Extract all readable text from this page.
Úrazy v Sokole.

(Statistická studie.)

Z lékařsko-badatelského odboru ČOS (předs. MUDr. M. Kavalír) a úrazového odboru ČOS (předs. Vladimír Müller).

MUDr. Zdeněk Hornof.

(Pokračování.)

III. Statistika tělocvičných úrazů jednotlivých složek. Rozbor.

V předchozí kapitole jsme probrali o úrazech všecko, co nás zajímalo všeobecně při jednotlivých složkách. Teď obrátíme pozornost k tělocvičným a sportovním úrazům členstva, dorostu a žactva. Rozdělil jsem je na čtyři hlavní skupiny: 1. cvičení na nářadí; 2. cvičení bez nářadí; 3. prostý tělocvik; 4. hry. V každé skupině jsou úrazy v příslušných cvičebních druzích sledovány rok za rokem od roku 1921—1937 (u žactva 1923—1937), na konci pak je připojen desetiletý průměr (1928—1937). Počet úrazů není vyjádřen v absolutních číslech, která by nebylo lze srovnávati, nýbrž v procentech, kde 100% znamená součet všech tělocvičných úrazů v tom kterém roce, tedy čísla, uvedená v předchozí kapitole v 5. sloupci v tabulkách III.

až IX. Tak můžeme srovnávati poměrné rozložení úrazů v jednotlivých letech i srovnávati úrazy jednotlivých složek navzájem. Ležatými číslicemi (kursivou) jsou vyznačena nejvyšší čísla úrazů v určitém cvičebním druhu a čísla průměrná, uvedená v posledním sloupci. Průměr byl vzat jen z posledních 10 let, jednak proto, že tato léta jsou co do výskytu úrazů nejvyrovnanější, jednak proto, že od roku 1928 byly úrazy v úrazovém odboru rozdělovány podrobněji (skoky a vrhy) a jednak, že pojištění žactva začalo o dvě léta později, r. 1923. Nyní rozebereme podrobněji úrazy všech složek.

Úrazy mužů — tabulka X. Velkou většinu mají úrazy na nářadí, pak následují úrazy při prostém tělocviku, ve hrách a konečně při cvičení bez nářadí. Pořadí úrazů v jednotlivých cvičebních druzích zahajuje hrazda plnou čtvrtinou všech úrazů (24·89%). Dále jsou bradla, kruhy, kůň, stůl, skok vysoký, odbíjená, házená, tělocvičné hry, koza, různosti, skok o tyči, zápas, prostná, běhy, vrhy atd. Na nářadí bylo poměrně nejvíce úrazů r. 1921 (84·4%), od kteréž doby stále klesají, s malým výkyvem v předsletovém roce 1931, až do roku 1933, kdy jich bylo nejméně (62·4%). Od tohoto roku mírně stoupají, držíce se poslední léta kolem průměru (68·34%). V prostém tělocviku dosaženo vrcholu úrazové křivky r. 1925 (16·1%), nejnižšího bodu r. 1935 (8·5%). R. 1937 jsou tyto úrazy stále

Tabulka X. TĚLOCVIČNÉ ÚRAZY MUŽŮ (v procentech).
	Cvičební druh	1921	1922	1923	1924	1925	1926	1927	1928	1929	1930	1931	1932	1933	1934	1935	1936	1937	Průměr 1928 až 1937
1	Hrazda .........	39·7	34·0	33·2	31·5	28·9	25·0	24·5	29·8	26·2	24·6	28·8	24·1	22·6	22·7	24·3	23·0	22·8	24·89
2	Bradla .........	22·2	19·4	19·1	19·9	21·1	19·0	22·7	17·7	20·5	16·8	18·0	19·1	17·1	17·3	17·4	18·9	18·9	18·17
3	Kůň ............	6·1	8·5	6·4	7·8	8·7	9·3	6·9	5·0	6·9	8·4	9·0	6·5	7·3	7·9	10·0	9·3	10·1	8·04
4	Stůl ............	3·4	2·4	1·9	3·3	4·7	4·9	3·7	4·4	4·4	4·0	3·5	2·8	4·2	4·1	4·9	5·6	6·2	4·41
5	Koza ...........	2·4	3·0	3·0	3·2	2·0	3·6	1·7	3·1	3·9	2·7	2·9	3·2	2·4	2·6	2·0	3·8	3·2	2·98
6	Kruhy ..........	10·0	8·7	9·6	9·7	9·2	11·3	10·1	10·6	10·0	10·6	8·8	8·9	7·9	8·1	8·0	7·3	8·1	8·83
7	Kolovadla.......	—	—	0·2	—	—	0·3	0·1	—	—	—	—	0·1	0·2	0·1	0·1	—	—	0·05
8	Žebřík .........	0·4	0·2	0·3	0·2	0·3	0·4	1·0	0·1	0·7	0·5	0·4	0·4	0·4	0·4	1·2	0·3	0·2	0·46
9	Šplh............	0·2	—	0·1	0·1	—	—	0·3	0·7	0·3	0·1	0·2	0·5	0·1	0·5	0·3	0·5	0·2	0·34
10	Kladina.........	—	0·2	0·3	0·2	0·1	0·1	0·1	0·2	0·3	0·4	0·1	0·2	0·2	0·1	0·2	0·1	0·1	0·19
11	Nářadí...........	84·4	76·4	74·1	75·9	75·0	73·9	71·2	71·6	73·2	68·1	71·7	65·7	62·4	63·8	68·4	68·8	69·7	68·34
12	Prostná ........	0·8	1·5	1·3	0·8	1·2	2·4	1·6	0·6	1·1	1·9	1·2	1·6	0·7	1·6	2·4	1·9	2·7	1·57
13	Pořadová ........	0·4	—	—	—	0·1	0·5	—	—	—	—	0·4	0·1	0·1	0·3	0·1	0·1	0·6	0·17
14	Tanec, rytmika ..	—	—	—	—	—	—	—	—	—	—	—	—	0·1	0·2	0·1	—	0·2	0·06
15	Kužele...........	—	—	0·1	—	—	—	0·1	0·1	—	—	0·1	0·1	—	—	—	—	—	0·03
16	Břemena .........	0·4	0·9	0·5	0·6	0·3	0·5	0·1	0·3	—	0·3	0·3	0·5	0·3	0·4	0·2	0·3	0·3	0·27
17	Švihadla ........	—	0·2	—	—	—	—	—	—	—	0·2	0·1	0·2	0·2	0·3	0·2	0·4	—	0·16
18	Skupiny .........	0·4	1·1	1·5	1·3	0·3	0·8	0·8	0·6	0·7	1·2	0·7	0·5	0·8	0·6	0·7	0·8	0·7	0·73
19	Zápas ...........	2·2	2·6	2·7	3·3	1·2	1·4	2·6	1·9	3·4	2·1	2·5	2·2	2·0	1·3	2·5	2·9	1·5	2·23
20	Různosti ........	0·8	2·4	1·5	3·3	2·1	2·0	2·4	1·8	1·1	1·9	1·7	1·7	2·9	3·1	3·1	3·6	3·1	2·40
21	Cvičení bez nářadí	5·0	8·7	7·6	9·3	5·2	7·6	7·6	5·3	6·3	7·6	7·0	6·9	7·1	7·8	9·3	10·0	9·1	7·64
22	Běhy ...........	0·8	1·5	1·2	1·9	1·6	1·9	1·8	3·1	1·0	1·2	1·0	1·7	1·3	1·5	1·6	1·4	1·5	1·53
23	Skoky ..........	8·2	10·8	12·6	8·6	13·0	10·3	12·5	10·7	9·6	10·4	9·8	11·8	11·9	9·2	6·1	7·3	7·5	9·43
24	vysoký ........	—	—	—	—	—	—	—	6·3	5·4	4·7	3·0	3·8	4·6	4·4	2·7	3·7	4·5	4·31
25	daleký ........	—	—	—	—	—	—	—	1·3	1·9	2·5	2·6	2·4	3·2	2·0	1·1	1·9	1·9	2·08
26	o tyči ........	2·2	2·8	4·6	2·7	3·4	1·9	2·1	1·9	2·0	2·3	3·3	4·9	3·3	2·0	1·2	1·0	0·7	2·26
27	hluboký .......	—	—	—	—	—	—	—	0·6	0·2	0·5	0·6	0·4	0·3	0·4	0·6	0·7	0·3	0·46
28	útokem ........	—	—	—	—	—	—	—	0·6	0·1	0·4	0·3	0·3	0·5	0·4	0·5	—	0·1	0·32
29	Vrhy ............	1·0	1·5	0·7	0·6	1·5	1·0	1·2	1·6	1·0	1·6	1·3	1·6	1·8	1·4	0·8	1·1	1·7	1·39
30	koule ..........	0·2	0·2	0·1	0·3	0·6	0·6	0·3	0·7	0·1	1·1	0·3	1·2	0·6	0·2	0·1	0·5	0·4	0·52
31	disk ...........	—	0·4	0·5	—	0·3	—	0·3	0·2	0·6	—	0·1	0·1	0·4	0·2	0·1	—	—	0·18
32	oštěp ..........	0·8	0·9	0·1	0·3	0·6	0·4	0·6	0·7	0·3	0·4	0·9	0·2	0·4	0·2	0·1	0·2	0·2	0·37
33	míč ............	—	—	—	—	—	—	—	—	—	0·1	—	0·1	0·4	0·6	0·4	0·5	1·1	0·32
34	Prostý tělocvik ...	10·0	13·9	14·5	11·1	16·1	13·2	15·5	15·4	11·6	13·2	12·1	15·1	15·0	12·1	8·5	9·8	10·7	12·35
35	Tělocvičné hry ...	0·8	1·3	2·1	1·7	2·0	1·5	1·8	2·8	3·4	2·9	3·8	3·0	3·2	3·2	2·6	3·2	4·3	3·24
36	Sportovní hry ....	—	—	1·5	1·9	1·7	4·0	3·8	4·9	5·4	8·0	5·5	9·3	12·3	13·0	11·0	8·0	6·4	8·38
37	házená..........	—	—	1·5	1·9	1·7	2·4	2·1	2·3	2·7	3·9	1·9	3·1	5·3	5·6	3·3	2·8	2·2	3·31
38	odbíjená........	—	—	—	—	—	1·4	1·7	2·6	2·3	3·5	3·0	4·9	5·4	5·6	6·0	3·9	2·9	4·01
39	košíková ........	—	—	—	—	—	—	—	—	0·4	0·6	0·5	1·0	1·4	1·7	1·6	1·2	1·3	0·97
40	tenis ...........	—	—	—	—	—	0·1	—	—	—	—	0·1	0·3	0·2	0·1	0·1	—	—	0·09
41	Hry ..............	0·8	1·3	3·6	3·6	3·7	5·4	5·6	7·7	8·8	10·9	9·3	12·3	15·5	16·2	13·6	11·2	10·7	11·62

TO DO:
Tell how many lines of the data include the word "druzích", and nothing else.

OUTPUT OF THE TASK:
2